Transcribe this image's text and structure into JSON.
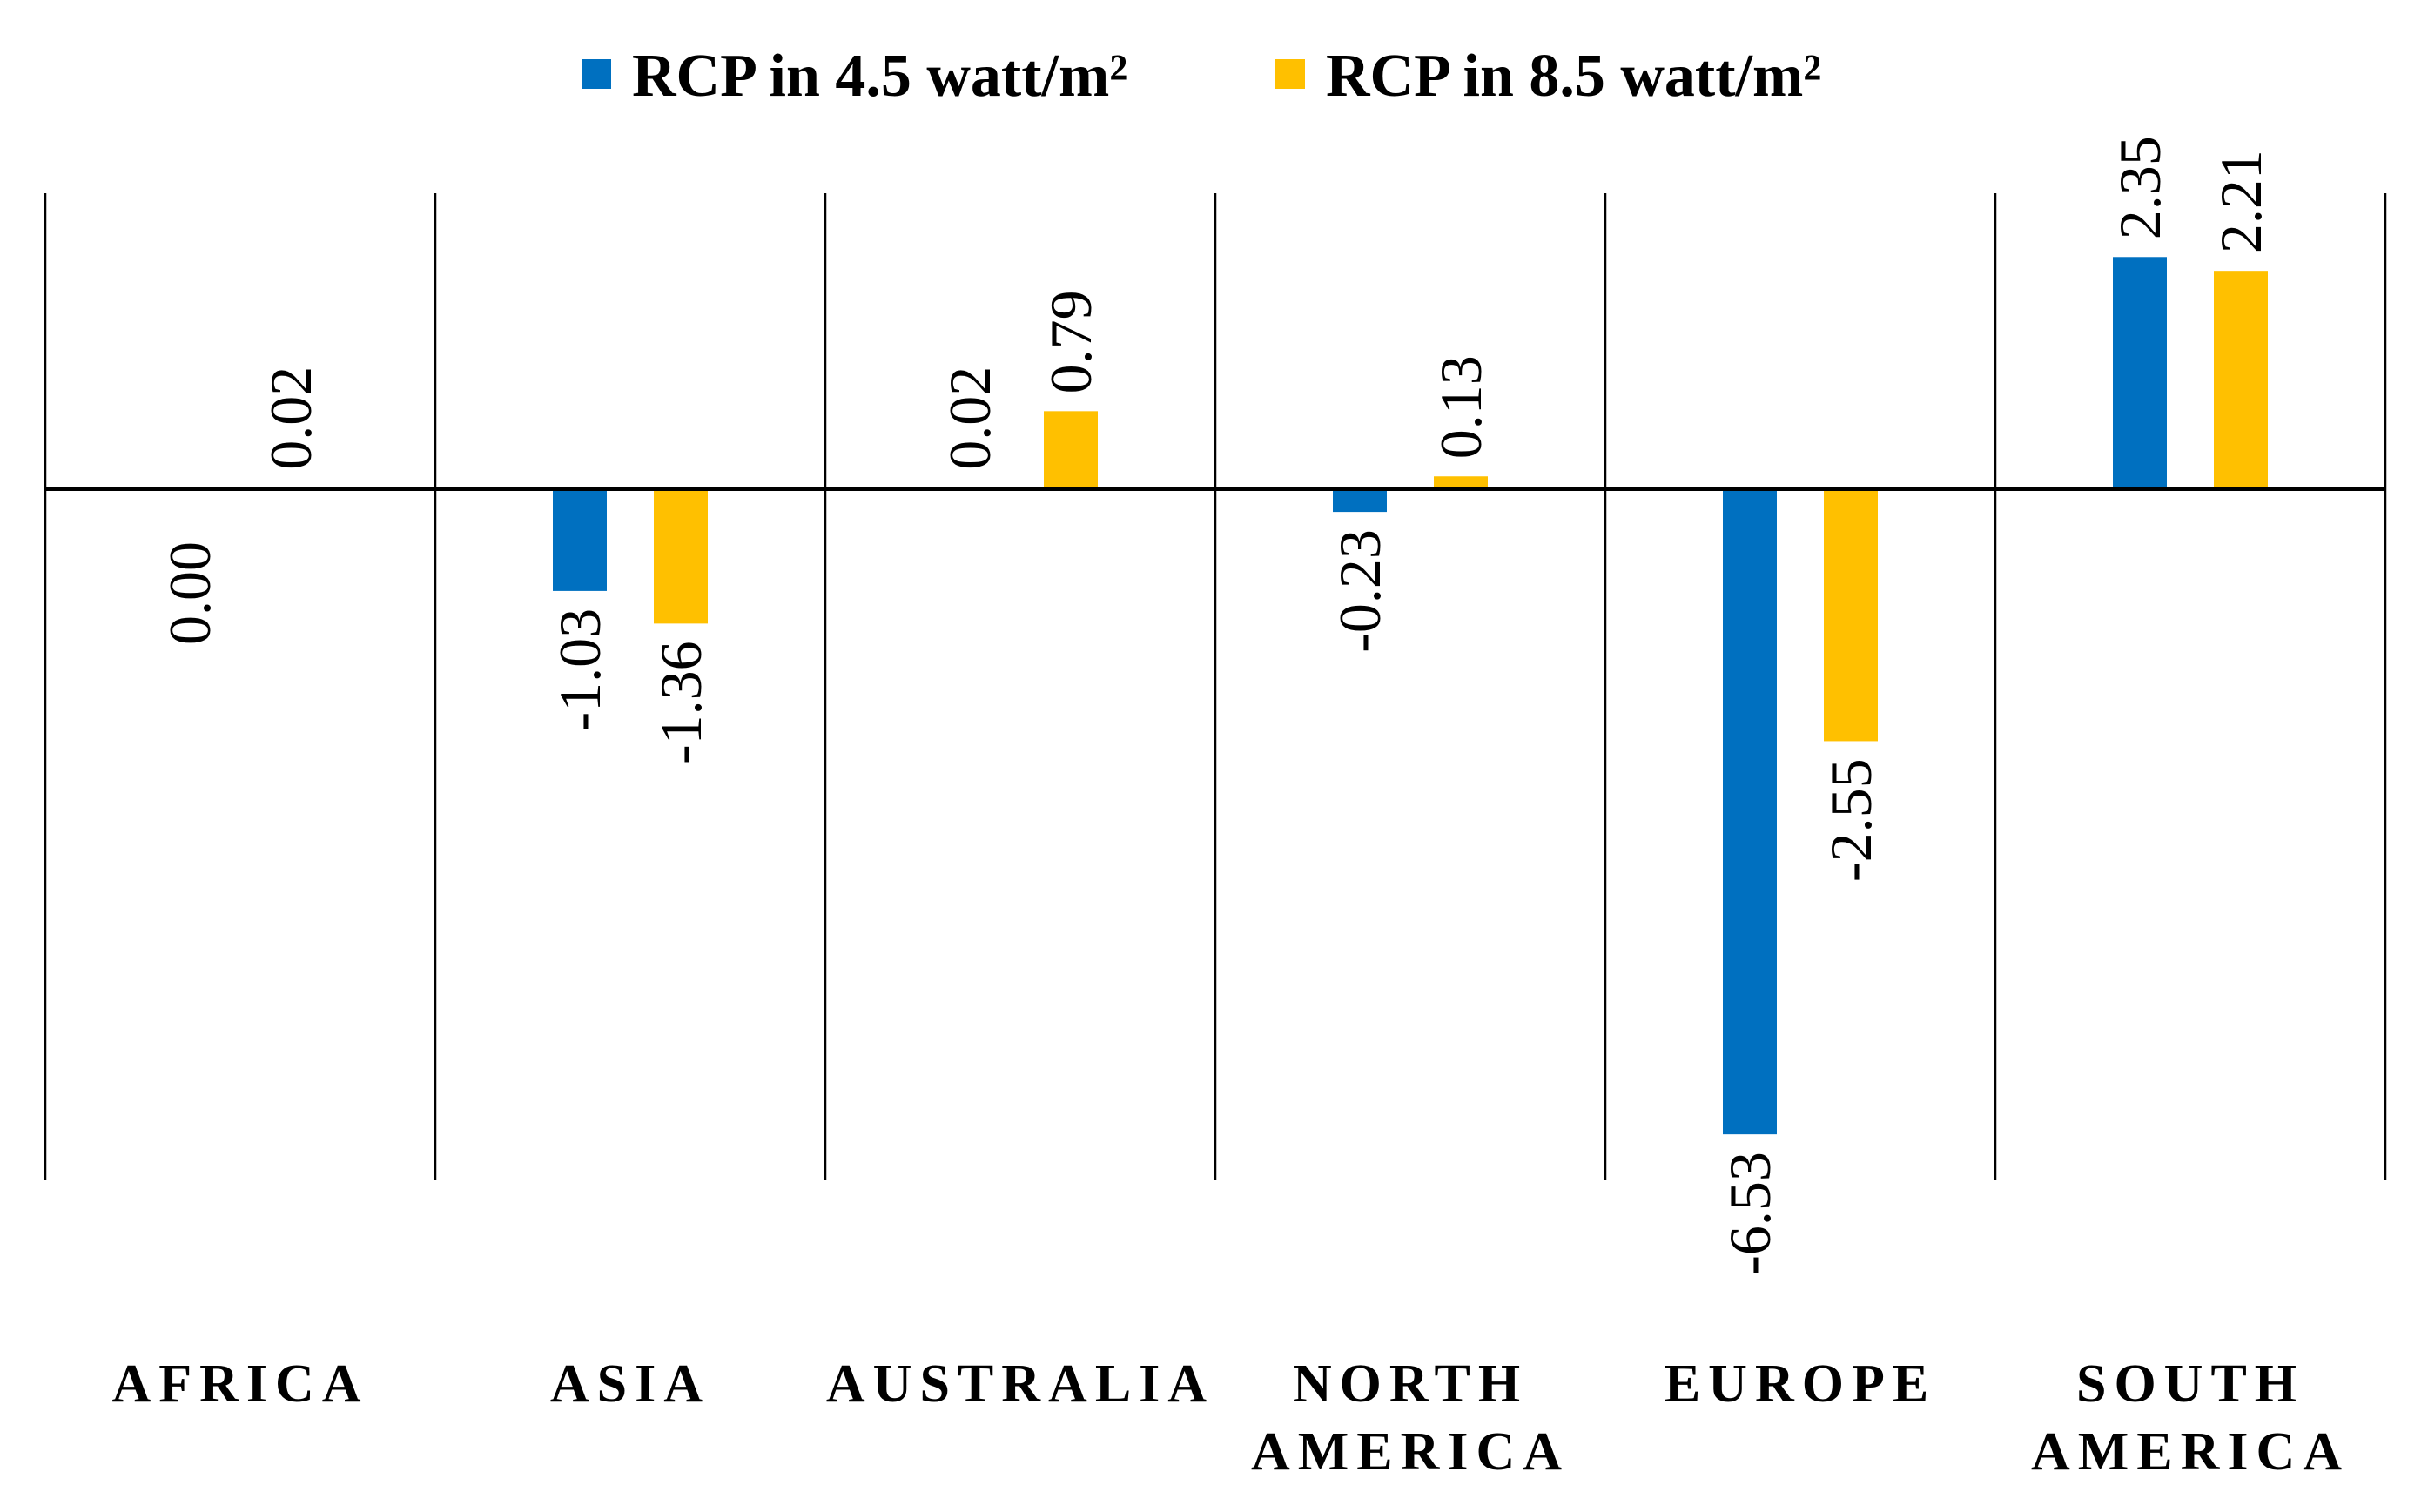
{
  "chart_data": {
    "type": "bar",
    "title": "",
    "xlabel": "",
    "ylabel": "",
    "categories": [
      [
        "AFRICA"
      ],
      [
        "ASIA"
      ],
      [
        "AUSTRALIA"
      ],
      [
        "NORTH",
        "AMERICA"
      ],
      [
        "EUROPE"
      ],
      [
        "SOUTH",
        "AMERICA"
      ]
    ],
    "series": [
      {
        "name": "RCP in 4.5 watt/m²",
        "color": "#0070C0",
        "values": [
          0.0,
          -1.03,
          0.02,
          -0.23,
          -6.53,
          2.35
        ],
        "labels": [
          "0.00",
          "-1.03",
          "0.02",
          "-0.23",
          "-6.53",
          "2.35"
        ]
      },
      {
        "name": "RCP in 8.5 watt/m²",
        "color": "#FFC000",
        "values": [
          0.02,
          -1.36,
          0.79,
          0.13,
          -2.55,
          2.21
        ],
        "labels": [
          "0.02",
          "-1.36",
          "0.79",
          "0.13",
          "-2.55",
          "2.21"
        ]
      }
    ],
    "ylim": [
      -7.1,
      3.0
    ],
    "grid": false,
    "category_separators": true,
    "legend_position": "top-center",
    "data_labels": "rotated-vertical"
  }
}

·····

Pick out each line above that includes "name" and show it.

ANSWER BELOW
        "name": "RCP in 4.5 watt/m²",
        "name": "RCP in 8.5 watt/m²",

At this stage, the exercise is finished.